▶

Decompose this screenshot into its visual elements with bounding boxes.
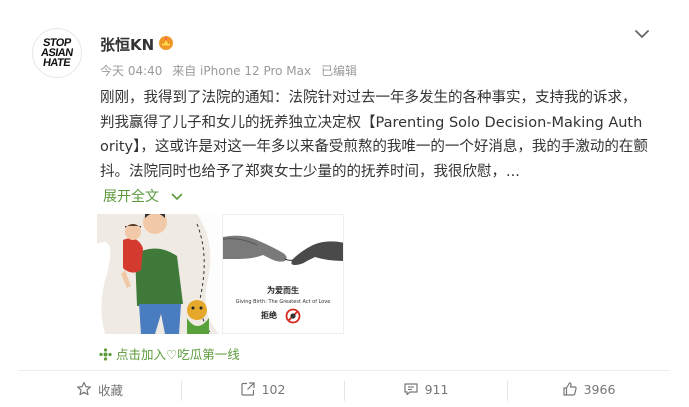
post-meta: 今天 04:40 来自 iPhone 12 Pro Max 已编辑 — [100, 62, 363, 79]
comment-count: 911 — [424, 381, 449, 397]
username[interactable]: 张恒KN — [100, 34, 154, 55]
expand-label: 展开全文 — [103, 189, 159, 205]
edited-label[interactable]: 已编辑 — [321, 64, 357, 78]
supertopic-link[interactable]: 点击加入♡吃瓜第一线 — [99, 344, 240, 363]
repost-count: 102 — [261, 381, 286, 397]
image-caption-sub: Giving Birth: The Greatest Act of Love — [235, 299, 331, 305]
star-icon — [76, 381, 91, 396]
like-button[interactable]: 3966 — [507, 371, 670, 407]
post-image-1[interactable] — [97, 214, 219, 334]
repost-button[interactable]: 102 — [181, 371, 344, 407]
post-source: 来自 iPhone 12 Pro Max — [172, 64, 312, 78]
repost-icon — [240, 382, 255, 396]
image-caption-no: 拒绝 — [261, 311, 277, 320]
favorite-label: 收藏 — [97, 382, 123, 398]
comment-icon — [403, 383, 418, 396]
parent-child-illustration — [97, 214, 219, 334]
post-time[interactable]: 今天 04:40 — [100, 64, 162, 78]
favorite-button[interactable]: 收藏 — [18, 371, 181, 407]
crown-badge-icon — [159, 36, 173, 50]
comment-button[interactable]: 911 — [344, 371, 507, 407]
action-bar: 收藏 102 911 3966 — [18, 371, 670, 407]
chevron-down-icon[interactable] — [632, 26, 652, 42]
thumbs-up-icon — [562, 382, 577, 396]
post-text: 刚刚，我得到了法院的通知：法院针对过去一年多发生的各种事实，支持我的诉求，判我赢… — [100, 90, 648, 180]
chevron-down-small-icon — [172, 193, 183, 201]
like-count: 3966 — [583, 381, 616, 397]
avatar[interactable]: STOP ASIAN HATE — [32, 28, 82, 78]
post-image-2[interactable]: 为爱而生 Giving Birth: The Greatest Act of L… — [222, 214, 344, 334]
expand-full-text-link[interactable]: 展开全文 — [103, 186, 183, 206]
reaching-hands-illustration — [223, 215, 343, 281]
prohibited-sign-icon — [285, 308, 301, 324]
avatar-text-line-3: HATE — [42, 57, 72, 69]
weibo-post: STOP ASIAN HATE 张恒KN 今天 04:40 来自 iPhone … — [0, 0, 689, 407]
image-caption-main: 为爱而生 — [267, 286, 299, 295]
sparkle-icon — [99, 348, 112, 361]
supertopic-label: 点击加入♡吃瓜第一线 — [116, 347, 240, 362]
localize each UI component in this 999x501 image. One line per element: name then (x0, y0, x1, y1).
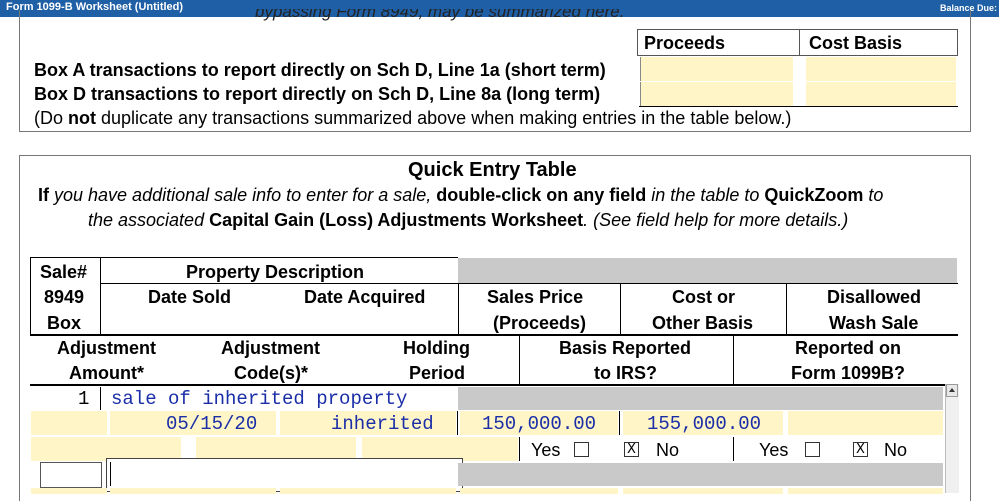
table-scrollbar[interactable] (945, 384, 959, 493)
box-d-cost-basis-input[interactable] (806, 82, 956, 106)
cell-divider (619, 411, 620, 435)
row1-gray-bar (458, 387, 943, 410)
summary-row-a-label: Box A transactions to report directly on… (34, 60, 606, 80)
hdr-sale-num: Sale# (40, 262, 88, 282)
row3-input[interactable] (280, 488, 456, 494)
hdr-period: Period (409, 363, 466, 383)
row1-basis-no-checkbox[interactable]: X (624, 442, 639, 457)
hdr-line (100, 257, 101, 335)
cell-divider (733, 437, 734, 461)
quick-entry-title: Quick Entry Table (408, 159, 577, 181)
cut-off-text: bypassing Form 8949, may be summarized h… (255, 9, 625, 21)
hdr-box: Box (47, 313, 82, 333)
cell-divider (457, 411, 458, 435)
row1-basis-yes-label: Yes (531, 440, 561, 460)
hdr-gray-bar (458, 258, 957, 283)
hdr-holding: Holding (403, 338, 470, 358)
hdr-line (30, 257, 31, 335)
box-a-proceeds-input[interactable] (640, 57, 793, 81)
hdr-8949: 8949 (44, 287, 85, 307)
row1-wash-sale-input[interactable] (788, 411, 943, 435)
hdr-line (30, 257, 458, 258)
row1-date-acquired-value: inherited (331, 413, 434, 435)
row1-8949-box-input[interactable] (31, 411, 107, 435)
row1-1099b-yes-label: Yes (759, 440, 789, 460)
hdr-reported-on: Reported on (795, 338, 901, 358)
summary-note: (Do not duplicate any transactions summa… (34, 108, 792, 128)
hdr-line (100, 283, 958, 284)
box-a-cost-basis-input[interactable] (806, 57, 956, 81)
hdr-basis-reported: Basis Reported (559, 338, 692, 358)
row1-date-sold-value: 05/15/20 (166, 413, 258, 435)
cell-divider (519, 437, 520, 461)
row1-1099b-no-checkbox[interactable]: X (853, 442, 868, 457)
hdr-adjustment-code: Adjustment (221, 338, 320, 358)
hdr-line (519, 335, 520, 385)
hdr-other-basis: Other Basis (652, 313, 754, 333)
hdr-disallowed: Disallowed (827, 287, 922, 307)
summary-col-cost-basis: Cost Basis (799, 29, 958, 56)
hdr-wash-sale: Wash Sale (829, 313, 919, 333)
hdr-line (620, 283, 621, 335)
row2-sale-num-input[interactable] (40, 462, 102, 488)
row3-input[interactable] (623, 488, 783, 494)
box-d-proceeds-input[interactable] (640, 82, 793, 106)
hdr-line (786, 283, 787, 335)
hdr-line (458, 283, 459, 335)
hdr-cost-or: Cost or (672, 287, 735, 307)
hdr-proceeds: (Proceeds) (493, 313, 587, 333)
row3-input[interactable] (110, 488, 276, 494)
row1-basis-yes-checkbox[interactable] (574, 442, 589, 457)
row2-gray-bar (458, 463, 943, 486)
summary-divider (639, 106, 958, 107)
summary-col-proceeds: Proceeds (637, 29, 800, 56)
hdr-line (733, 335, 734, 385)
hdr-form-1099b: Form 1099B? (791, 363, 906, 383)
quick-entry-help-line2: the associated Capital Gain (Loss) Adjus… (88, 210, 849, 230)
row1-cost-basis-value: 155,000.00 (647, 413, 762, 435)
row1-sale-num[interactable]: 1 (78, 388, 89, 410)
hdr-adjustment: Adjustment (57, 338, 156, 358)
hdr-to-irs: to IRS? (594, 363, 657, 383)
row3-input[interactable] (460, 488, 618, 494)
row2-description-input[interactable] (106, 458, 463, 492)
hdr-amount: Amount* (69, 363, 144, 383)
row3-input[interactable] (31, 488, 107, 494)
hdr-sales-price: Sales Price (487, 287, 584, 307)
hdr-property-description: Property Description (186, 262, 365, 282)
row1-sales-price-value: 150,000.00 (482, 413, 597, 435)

◀

**Stated goal:** Reproduce every item above word for word, leaving out the pictures.

**Written solution:**
Decompose this screenshot into its visual elements with bounding boxes.
post-meta: 今天 04:40 来自 iPhone 12 Pro Max 已编辑 — [100, 62, 363, 79]
comment-count: 911 — [424, 381, 449, 397]
username[interactable]: 张恒KN — [100, 34, 154, 55]
expand-label: 展开全文 — [103, 189, 159, 205]
edited-label[interactable]: 已编辑 — [321, 64, 357, 78]
supertopic-link[interactable]: 点击加入♡吃瓜第一线 — [99, 344, 240, 363]
repost-count: 102 — [261, 381, 286, 397]
image-caption-sub: Giving Birth: The Greatest Act of Love — [235, 299, 331, 305]
star-icon — [76, 381, 91, 396]
like-button[interactable]: 3966 — [507, 371, 670, 407]
post-image-1[interactable] — [97, 214, 219, 334]
repost-button[interactable]: 102 — [181, 371, 344, 407]
post-source: 来自 iPhone 12 Pro Max — [172, 64, 312, 78]
repost-icon — [240, 382, 255, 396]
image-caption-no: 拒绝 — [261, 311, 277, 320]
favorite-label: 收藏 — [97, 382, 123, 398]
comment-icon — [403, 383, 418, 396]
parent-child-illustration — [97, 214, 219, 334]
post-time[interactable]: 今天 04:40 — [100, 64, 162, 78]
favorite-button[interactable]: 收藏 — [18, 371, 181, 407]
crown-badge-icon — [159, 36, 173, 50]
comment-button[interactable]: 911 — [344, 371, 507, 407]
action-bar: 收藏 102 911 3966 — [18, 371, 670, 407]
chevron-down-icon[interactable] — [632, 26, 652, 42]
thumbs-up-icon — [562, 382, 577, 396]
post-text: 刚刚，我得到了法院的通知：法院针对过去一年多发生的各种事实，支持我的诉求，判我赢… — [100, 90, 648, 180]
chevron-down-small-icon — [172, 193, 183, 201]
like-count: 3966 — [583, 381, 616, 397]
avatar[interactable]: STOP ASIAN HATE — [32, 28, 82, 78]
post-image-2[interactable]: 为爱而生 Giving Birth: The Greatest Act of L… — [222, 214, 344, 334]
expand-full-text-link[interactable]: 展开全文 — [103, 186, 183, 206]
reaching-hands-illustration — [223, 215, 343, 281]
prohibited-sign-icon — [285, 308, 301, 324]
avatar-text-line-3: HATE — [42, 57, 72, 69]
weibo-post: STOP ASIAN HATE 张恒KN 今天 04:40 来自 iPhone … — [0, 0, 689, 407]
image-caption-main: 为爱而生 — [267, 286, 299, 295]
sparkle-icon — [99, 348, 112, 361]
supertopic-label: 点击加入♡吃瓜第一线 — [116, 347, 240, 362]
localize each UI component in this 999x501 image. One line per element: name then (x0, y0, x1, y1).
table-scrollbar[interactable] (945, 384, 959, 493)
box-d-cost-basis-input[interactable] (806, 82, 956, 106)
cell-divider (619, 411, 620, 435)
row1-gray-bar (458, 387, 943, 410)
summary-row-a-label: Box A transactions to report directly on… (34, 60, 606, 80)
hdr-sale-num: Sale# (40, 262, 88, 282)
row3-input[interactable] (280, 488, 456, 494)
hdr-period: Period (409, 363, 466, 383)
row1-basis-no-checkbox[interactable]: X (624, 442, 639, 457)
hdr-line (100, 257, 101, 335)
cell-divider (733, 437, 734, 461)
quick-entry-title: Quick Entry Table (408, 159, 577, 181)
cut-off-text: bypassing Form 8949, may be summarized h… (255, 9, 625, 21)
hdr-box: Box (47, 313, 82, 333)
cell-divider (457, 411, 458, 435)
row1-basis-yes-label: Yes (531, 440, 561, 460)
hdr-gray-bar (458, 258, 957, 283)
hdr-holding: Holding (403, 338, 470, 358)
hdr-line (30, 257, 31, 335)
box-a-proceeds-input[interactable] (640, 57, 793, 81)
hdr-8949: 8949 (44, 287, 85, 307)
row1-wash-sale-input[interactable] (788, 411, 943, 435)
hdr-line (30, 257, 458, 258)
row1-date-acquired-value: inherited (331, 413, 434, 435)
row1-8949-box-input[interactable] (31, 411, 107, 435)
row1-1099b-yes-label: Yes (759, 440, 789, 460)
hdr-reported-on: Reported on (795, 338, 901, 358)
summary-note: (Do not duplicate any transactions summa… (34, 108, 792, 128)
hdr-line (100, 283, 958, 284)
box-a-cost-basis-input[interactable] (806, 57, 956, 81)
hdr-basis-reported: Basis Reported (559, 338, 692, 358)
row1-date-sold-value: 05/15/20 (166, 413, 258, 435)
cell-divider (519, 437, 520, 461)
row1-1099b-no-checkbox[interactable]: X (853, 442, 868, 457)
hdr-adjustment-code: Adjustment (221, 338, 320, 358)
hdr-line (519, 335, 520, 385)
hdr-other-basis: Other Basis (652, 313, 754, 333)
hdr-disallowed: Disallowed (827, 287, 922, 307)
summary-col-cost-basis: Cost Basis (799, 29, 958, 56)
hdr-wash-sale: Wash Sale (829, 313, 919, 333)
hdr-line (620, 283, 621, 335)
row2-sale-num-input[interactable] (40, 462, 102, 488)
row3-input[interactable] (623, 488, 783, 494)
box-d-proceeds-input[interactable] (640, 82, 793, 106)
hdr-line (786, 283, 787, 335)
hdr-line (458, 283, 459, 335)
hdr-cost-or: Cost or (672, 287, 735, 307)
hdr-proceeds: (Proceeds) (493, 313, 587, 333)
row3-input[interactable] (110, 488, 276, 494)
row1-basis-yes-checkbox[interactable] (574, 442, 589, 457)
row2-gray-bar (458, 463, 943, 486)
summary-divider (639, 106, 958, 107)
summary-col-proceeds: Proceeds (637, 29, 800, 56)
hdr-line (733, 335, 734, 385)
hdr-form-1099b: Form 1099B? (791, 363, 906, 383)
quick-entry-help-line2: the associated Capital Gain (Loss) Adjus… (88, 210, 849, 230)
row1-cost-basis-value: 155,000.00 (647, 413, 762, 435)
row1-sale-num[interactable]: 1 (78, 388, 89, 410)
hdr-adjustment: Adjustment (57, 338, 156, 358)
hdr-to-irs: to IRS? (594, 363, 657, 383)
row3-input[interactable] (460, 488, 618, 494)
row2-description-input[interactable] (106, 458, 463, 492)
hdr-amount: Amount* (69, 363, 144, 383)
row3-input[interactable] (31, 488, 107, 494)
hdr-sales-price: Sales Price (487, 287, 584, 307)
hdr-property-description: Property Description (186, 262, 365, 282)
row1-sales-price-value: 150,000.00 (482, 413, 597, 435)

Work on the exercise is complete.